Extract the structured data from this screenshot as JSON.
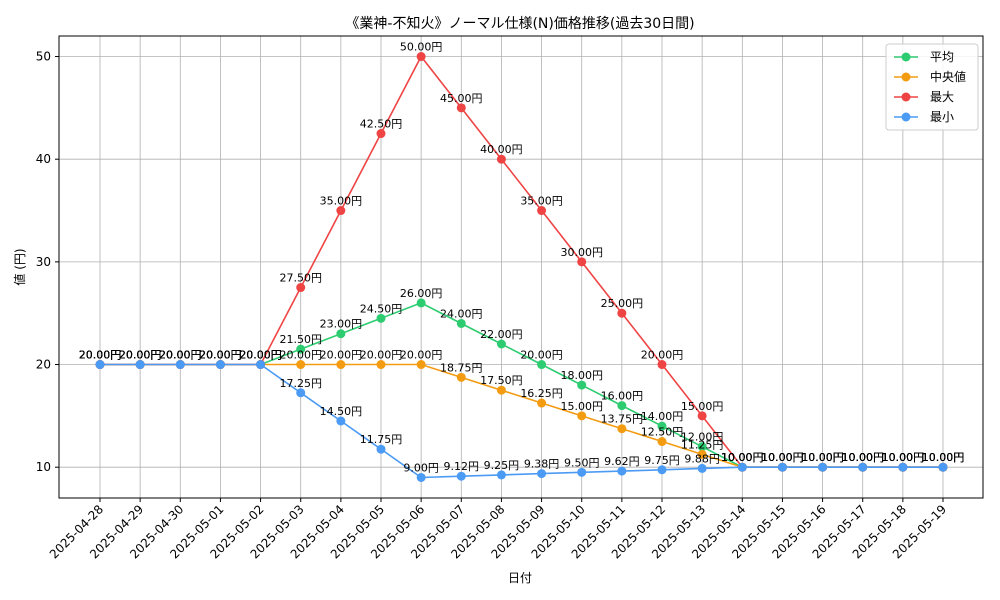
{
  "chart_data": {
    "type": "line",
    "title": "《業神-不知火》ノーマル仕様(N)価格推移(過去30日間)",
    "xlabel": "日付",
    "ylabel": "値 (円)",
    "ylim": [
      7,
      52
    ],
    "yticks": [
      10,
      20,
      30,
      40,
      50
    ],
    "grid": true,
    "legend_position": "top-right",
    "value_suffix": "円",
    "categories": [
      "2025-04-28",
      "2025-04-29",
      "2025-04-30",
      "2025-05-01",
      "2025-05-02",
      "2025-05-03",
      "2025-05-04",
      "2025-05-05",
      "2025-05-06",
      "2025-05-07",
      "2025-05-08",
      "2025-05-09",
      "2025-05-10",
      "2025-05-11",
      "2025-05-12",
      "2025-05-13",
      "2025-05-14",
      "2025-05-15",
      "2025-05-16",
      "2025-05-17",
      "2025-05-18",
      "2025-05-19"
    ],
    "series": [
      {
        "name": "平均",
        "color": "#2ecc71",
        "values": [
          20,
          20,
          20,
          20,
          20,
          21.5,
          23,
          24.5,
          26,
          24,
          22,
          20,
          18,
          16,
          14,
          12,
          10,
          10,
          10,
          10,
          10,
          10
        ]
      },
      {
        "name": "中央値",
        "color": "#f39c12",
        "values": [
          20,
          20,
          20,
          20,
          20,
          20,
          20,
          20,
          20,
          18.75,
          17.5,
          16.25,
          15,
          13.75,
          12.5,
          11.25,
          10,
          10,
          10,
          10,
          10,
          10
        ]
      },
      {
        "name": "最大",
        "color": "#ef4444",
        "values": [
          20,
          20,
          20,
          20,
          20,
          27.5,
          35,
          42.5,
          50,
          45,
          40,
          35,
          30,
          25,
          20,
          15,
          10,
          10,
          10,
          10,
          10,
          10
        ]
      },
      {
        "name": "最小",
        "color": "#4b9bf5",
        "values": [
          20,
          20,
          20,
          20,
          20,
          17.25,
          14.5,
          11.75,
          9,
          9.12,
          9.25,
          9.38,
          9.5,
          9.62,
          9.75,
          9.88,
          10,
          10,
          10,
          10,
          10,
          10
        ]
      }
    ]
  }
}
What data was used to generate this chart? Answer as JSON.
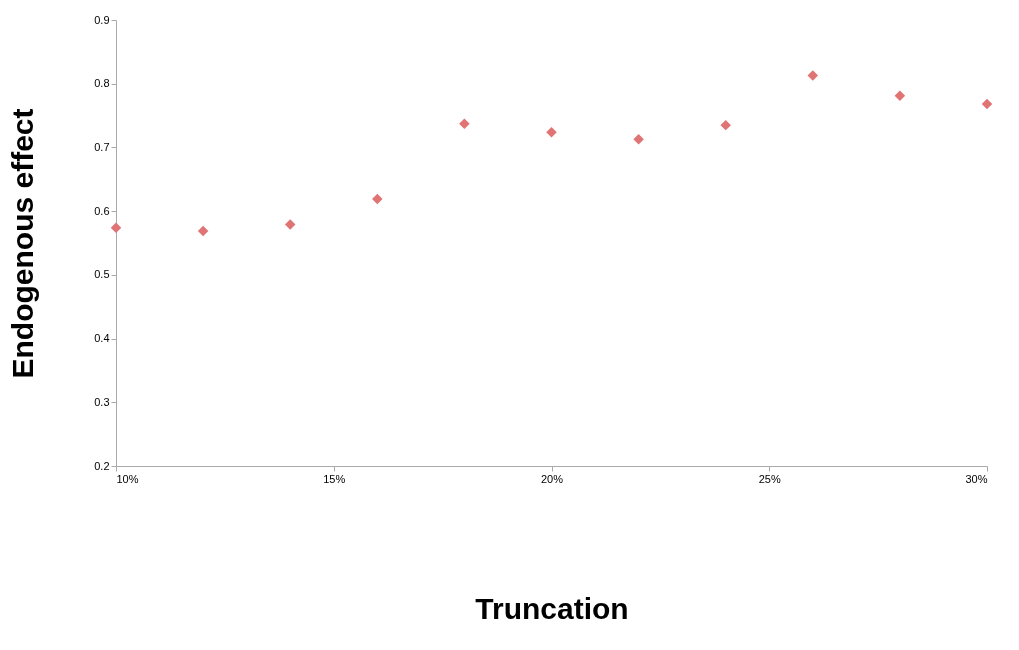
{
  "chart_data": {
    "type": "scatter",
    "xlabel": "Truncation",
    "ylabel": "Endogenous effect",
    "x": [
      10,
      12,
      14,
      16,
      18,
      20,
      22,
      24,
      26,
      28,
      30
    ],
    "series": [
      {
        "color": "#e07373",
        "values": [
          0.574,
          0.569,
          0.579,
          0.619,
          0.737,
          0.724,
          0.713,
          0.735,
          0.813,
          0.781,
          0.768
        ]
      }
    ],
    "xlim": [
      10,
      30
    ],
    "xticks": [
      {
        "value": 10,
        "label": "10%"
      },
      {
        "value": 15,
        "label": "15%"
      },
      {
        "value": 20,
        "label": "20%"
      },
      {
        "value": 25,
        "label": "25%"
      },
      {
        "value": 30,
        "label": "30%"
      }
    ],
    "ylim": [
      0.2,
      0.9
    ],
    "yticks": [
      0.2,
      0.3,
      0.4,
      0.5,
      0.6,
      0.7,
      0.8,
      0.9
    ],
    "grid": false,
    "marker": "diamond",
    "legend": false
  }
}
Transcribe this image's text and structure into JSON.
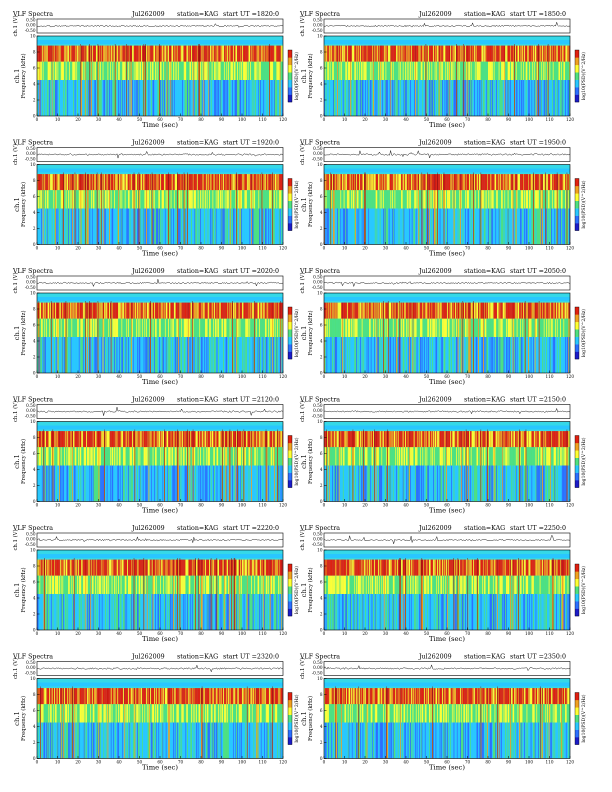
{
  "header_label": "VLF Spectra",
  "station_label": "station=KAG",
  "ut_prefix": "start  UT  =",
  "top_axis_label": "ch.1 (V)",
  "freq_label_line1": "ch.1",
  "freq_label_line2": "Frequency  (kHz)",
  "time_label": "Time  (sec)",
  "colorbar_label": "log",
  "colorbar_label_full": "log10(PSD)(V^2/Hz)",
  "panels": [
    {
      "id": "p1820",
      "date": "Jul262009",
      "start_ut": "1820:0"
    },
    {
      "id": "p1850",
      "date": "Jul262009",
      "start_ut": "1850:0"
    },
    {
      "id": "p1920",
      "date": "Jul262009",
      "start_ut": "1920:0"
    },
    {
      "id": "p1950",
      "date": "Jul262009",
      "start_ut": "1950:0"
    },
    {
      "id": "p2020",
      "date": "Jul262009",
      "start_ut": "2020:0"
    },
    {
      "id": "p2050",
      "date": "Jul262009",
      "start_ut": "2050:0"
    },
    {
      "id": "p2120",
      "date": "Jul262009",
      "start_ut": "2120:0"
    },
    {
      "id": "p2150",
      "date": "Jul262009",
      "start_ut": "2150:0"
    },
    {
      "id": "p2220",
      "date": "Jul262009",
      "start_ut": "2220:0"
    },
    {
      "id": "p2250",
      "date": "Jul262009",
      "start_ut": "2250:0"
    },
    {
      "id": "p2320",
      "date": "Jul262009",
      "start_ut": "2320:0"
    },
    {
      "id": "p2350",
      "date": "Jul262009",
      "start_ut": "2350:0"
    }
  ],
  "chart_data": {
    "type": "heatmap",
    "x_axis": {
      "label": "Time  (sec)",
      "range": [
        0,
        120
      ],
      "ticks": [
        "0",
        "10",
        "20",
        "30",
        "40",
        "50",
        "60",
        "70",
        "80",
        "90",
        "100",
        "110",
        "120"
      ]
    },
    "y_axis": {
      "label": "Frequency  (kHz)",
      "range": [
        0,
        10
      ],
      "ticks": [
        "0",
        "2",
        "4",
        "6",
        "8",
        "10"
      ]
    },
    "waveform_axis": {
      "label": "ch.1 (V)",
      "ticks": [
        "0.50",
        "0.00",
        "-0.50"
      ]
    },
    "colorbar": {
      "label": "log10(PSD)(V^2/Hz)",
      "colors": [
        "#1c1cc8",
        "#2c6fff",
        "#29c7ff",
        "#4fe07f",
        "#ffff33",
        "#f0a020",
        "#e02010"
      ]
    },
    "panel_grid": {
      "rows": 6,
      "columns": 2
    }
  }
}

----------------------------------------

*AIM:*
In your copy of the records, include no pictures; repeat everything else exactly.

*RESULT OF THIS TASK:*
Extract the structured data from this screenshot as JSON.
{
  "chart_data": {
    "type": "line",
    "title": "《業神-不知火》ノーマル仕様(N)価格推移(過去30日間)",
    "xlabel": "日付",
    "ylabel": "値 (円)",
    "ylim": [
      7,
      52
    ],
    "yticks": [
      10,
      20,
      30,
      40,
      50
    ],
    "grid": true,
    "legend_position": "top-right",
    "value_suffix": "円",
    "categories": [
      "2025-04-28",
      "2025-04-29",
      "2025-04-30",
      "2025-05-01",
      "2025-05-02",
      "2025-05-03",
      "2025-05-04",
      "2025-05-05",
      "2025-05-06",
      "2025-05-07",
      "2025-05-08",
      "2025-05-09",
      "2025-05-10",
      "2025-05-11",
      "2025-05-12",
      "2025-05-13",
      "2025-05-14",
      "2025-05-15",
      "2025-05-16",
      "2025-05-17",
      "2025-05-18",
      "2025-05-19"
    ],
    "series": [
      {
        "name": "平均",
        "color": "#2ecc71",
        "values": [
          20,
          20,
          20,
          20,
          20,
          21.5,
          23,
          24.5,
          26,
          24,
          22,
          20,
          18,
          16,
          14,
          12,
          10,
          10,
          10,
          10,
          10,
          10
        ]
      },
      {
        "name": "中央値",
        "color": "#f39c12",
        "values": [
          20,
          20,
          20,
          20,
          20,
          20,
          20,
          20,
          20,
          18.75,
          17.5,
          16.25,
          15,
          13.75,
          12.5,
          11.25,
          10,
          10,
          10,
          10,
          10,
          10
        ]
      },
      {
        "name": "最大",
        "color": "#ef4444",
        "values": [
          20,
          20,
          20,
          20,
          20,
          27.5,
          35,
          42.5,
          50,
          45,
          40,
          35,
          30,
          25,
          20,
          15,
          10,
          10,
          10,
          10,
          10,
          10
        ]
      },
      {
        "name": "最小",
        "color": "#4b9bf5",
        "values": [
          20,
          20,
          20,
          20,
          20,
          17.25,
          14.5,
          11.75,
          9,
          9.12,
          9.25,
          9.38,
          9.5,
          9.62,
          9.75,
          9.88,
          10,
          10,
          10,
          10,
          10,
          10
        ]
      }
    ]
  }
}
What data was used to generate this chart? Answer as JSON.
{
  "chart_data": {
    "type": "scatter",
    "xlabel": "Truncation",
    "ylabel": "Endogenous effect",
    "x": [
      10,
      12,
      14,
      16,
      18,
      20,
      22,
      24,
      26,
      28,
      30
    ],
    "series": [
      {
        "color": "#e07373",
        "values": [
          0.574,
          0.569,
          0.579,
          0.619,
          0.737,
          0.724,
          0.713,
          0.735,
          0.813,
          0.781,
          0.768
        ]
      }
    ],
    "xlim": [
      10,
      30
    ],
    "xticks": [
      {
        "value": 10,
        "label": "10%"
      },
      {
        "value": 15,
        "label": "15%"
      },
      {
        "value": 20,
        "label": "20%"
      },
      {
        "value": 25,
        "label": "25%"
      },
      {
        "value": 30,
        "label": "30%"
      }
    ],
    "ylim": [
      0.2,
      0.9
    ],
    "yticks": [
      0.2,
      0.3,
      0.4,
      0.5,
      0.6,
      0.7,
      0.8,
      0.9
    ],
    "grid": false,
    "marker": "diamond",
    "legend": false
  }
}
Transcribe this image's text and structure into JSON.
{
  "header_label": "VLF Spectra",
  "station_label": "station=KAG",
  "ut_prefix": "start  UT  =",
  "top_axis_label": "ch.1 (V)",
  "freq_label_line1": "ch.1",
  "freq_label_line2": "Frequency  (kHz)",
  "time_label": "Time  (sec)",
  "colorbar_label": "log",
  "colorbar_label_full": "log10(PSD)(V^2/Hz)",
  "panels": [
    {
      "id": "p1820",
      "date": "Jul262009",
      "start_ut": "1820:0"
    },
    {
      "id": "p1850",
      "date": "Jul262009",
      "start_ut": "1850:0"
    },
    {
      "id": "p1920",
      "date": "Jul262009",
      "start_ut": "1920:0"
    },
    {
      "id": "p1950",
      "date": "Jul262009",
      "start_ut": "1950:0"
    },
    {
      "id": "p2020",
      "date": "Jul262009",
      "start_ut": "2020:0"
    },
    {
      "id": "p2050",
      "date": "Jul262009",
      "start_ut": "2050:0"
    },
    {
      "id": "p2120",
      "date": "Jul262009",
      "start_ut": "2120:0"
    },
    {
      "id": "p2150",
      "date": "Jul262009",
      "start_ut": "2150:0"
    },
    {
      "id": "p2220",
      "date": "Jul262009",
      "start_ut": "2220:0"
    },
    {
      "id": "p2250",
      "date": "Jul262009",
      "start_ut": "2250:0"
    },
    {
      "id": "p2320",
      "date": "Jul262009",
      "start_ut": "2320:0"
    },
    {
      "id": "p2350",
      "date": "Jul262009",
      "start_ut": "2350:0"
    }
  ],
  "chart_data": {
    "type": "heatmap",
    "x_axis": {
      "label": "Time  (sec)",
      "range": [
        0,
        120
      ],
      "ticks": [
        "0",
        "10",
        "20",
        "30",
        "40",
        "50",
        "60",
        "70",
        "80",
        "90",
        "100",
        "110",
        "120"
      ]
    },
    "y_axis": {
      "label": "Frequency  (kHz)",
      "range": [
        0,
        10
      ],
      "ticks": [
        "0",
        "2",
        "4",
        "6",
        "8",
        "10"
      ]
    },
    "waveform_axis": {
      "label": "ch.1 (V)",
      "ticks": [
        "0.50",
        "0.00",
        "-0.50"
      ]
    },
    "colorbar": {
      "label": "log10(PSD)(V^2/Hz)",
      "colors": [
        "#1c1cc8",
        "#2c6fff",
        "#29c7ff",
        "#4fe07f",
        "#ffff33",
        "#f0a020",
        "#e02010"
      ]
    },
    "panel_grid": {
      "rows": 6,
      "columns": 2
    }
  }
}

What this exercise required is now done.